### Task prompt
Identify all lines in the listing that include the word "frequencies", and copy them out.

-------- Excerpted data --------

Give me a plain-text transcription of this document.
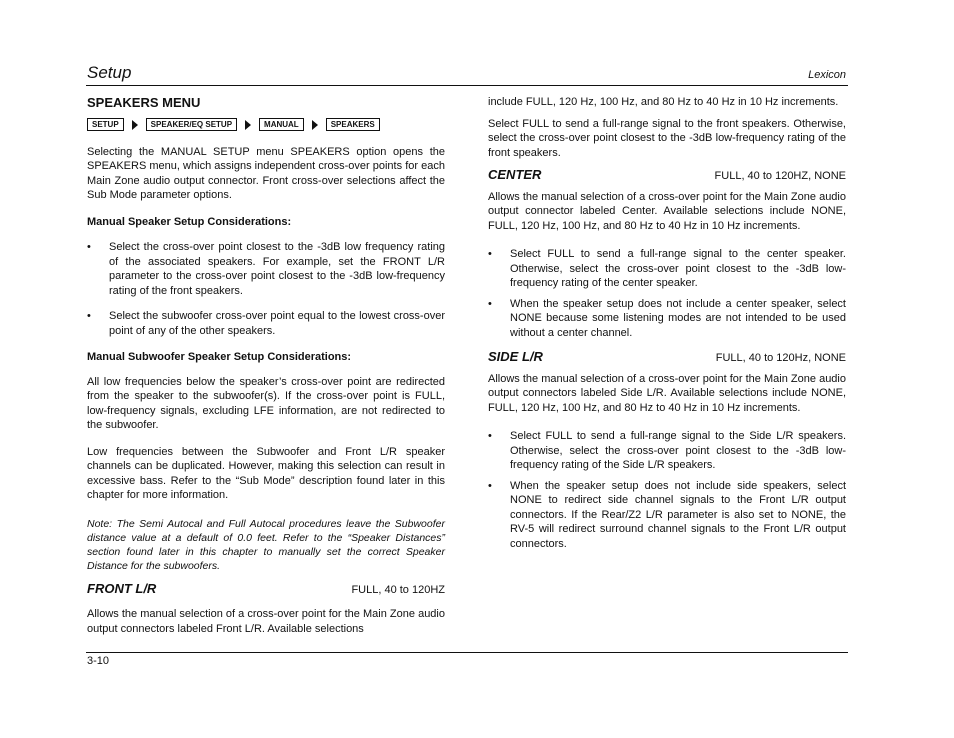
Setup	Lexicon
SPEAKERS MENU
SETUP	SPEAKER/EQ SETUP	MANUAL	SPEAKERS

Selecting the MANUAL SETUP menu SPEAKERS option opens the SPEAKERS menu, which assigns independent cross-over points for each Main Zone audio output connector. Front cross-over selections affect the Sub Mode parameter options.

Manual Speaker Setup Considerations:

•	Select the cross-over point closest to the -3dB low frequency rating of the associated speakers. For example, set the FRONT L/R parameter to the cross-over point closest to the -3dB low-frequency rating of the front speakers.
•	Select the subwoofer cross-over point equal to the lowest cross-over point of any of the other speakers.

Manual Subwoofer Speaker Setup Considerations:

All low frequencies below the speaker’s cross-over point are redirected from the speaker to the subwoofer(s). If the cross-over point is FULL, low-frequency signals, excluding LFE information, are not redirected to the subwoofer.

Low frequencies between the Subwoofer and Front L/R speaker channels can be duplicated. However, making this selection can result in excessive bass. Refer to the “Sub Mode” description found later in this chapter for more information.

Note: The Semi Autocal and Full Autocal procedures leave the Subwoofer distance value at a default of 0.0 feet. Refer to the “Speaker Distances” section found later in this chapter to manually set the correct Speaker Distance for the subwoofers.

FRONT L/R	FULL, 40 to 120HZ

Allows the manual selection of a cross-over point for the Main Zone audio output connectors labeled Front L/R. Available selections

include FULL, 120 Hz, 100 Hz, and 80 Hz to 40 Hz in 10 Hz increments.

Select FULL to send a full-range signal to the front speakers. Otherwise, select the cross-over point closest to the -3dB low-frequency rating of the front speakers.

CENTER	FULL, 40 to 120HZ, NONE

Allows the manual selection of a cross-over point for the Main Zone audio output connector labeled Center. Available selections include NONE, FULL, 120 Hz, 100 Hz, and 80 Hz to 40 Hz in 10 Hz increments.

•	Select FULL to send a full-range signal to the center speaker. Otherwise, select the cross-over point closest to the -3dB low-frequency rating of the center speaker.
•	When the speaker setup does not include a center speaker, select NONE because some listening modes are not intended to be used without a center channel.
SIDE L/R	FULL, 40 to 120Hz, NONE

Allows the manual selection of a cross-over point for the Main Zone audio output connectors labeled Side L/R. Available selections include NONE, FULL, 120 Hz, 100 Hz, and 80 Hz to 40 Hz in 10 Hz increments.

•	Select FULL to send a full-range signal to the Side L/R speakers. Otherwise, select the cross-over point closest to the -3dB low-frequency rating of the Side L/R speakers.
•	When the speaker setup does not include side speakers, select NONE to redirect side channel signals to the Front L/R output connectors. If the Rear/Z2 L/R parameter is also set to NONE, the RV-5 will redirect surround channel signals to the Front L/R output connectors.
3-10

--------

### Result below
All low frequencies below the speaker’s cross-over point are redirected from the speaker to the subwoofer(s). If the cross-over point is FULL, low-frequency signals, excluding LFE information, are not redirected to the subwoofer.
Low frequencies between the Subwoofer and Front L/R speaker channels can be duplicated. However, making this selection can result in excessive bass. Refer to the “Sub Mode” description found later in this chapter for more information.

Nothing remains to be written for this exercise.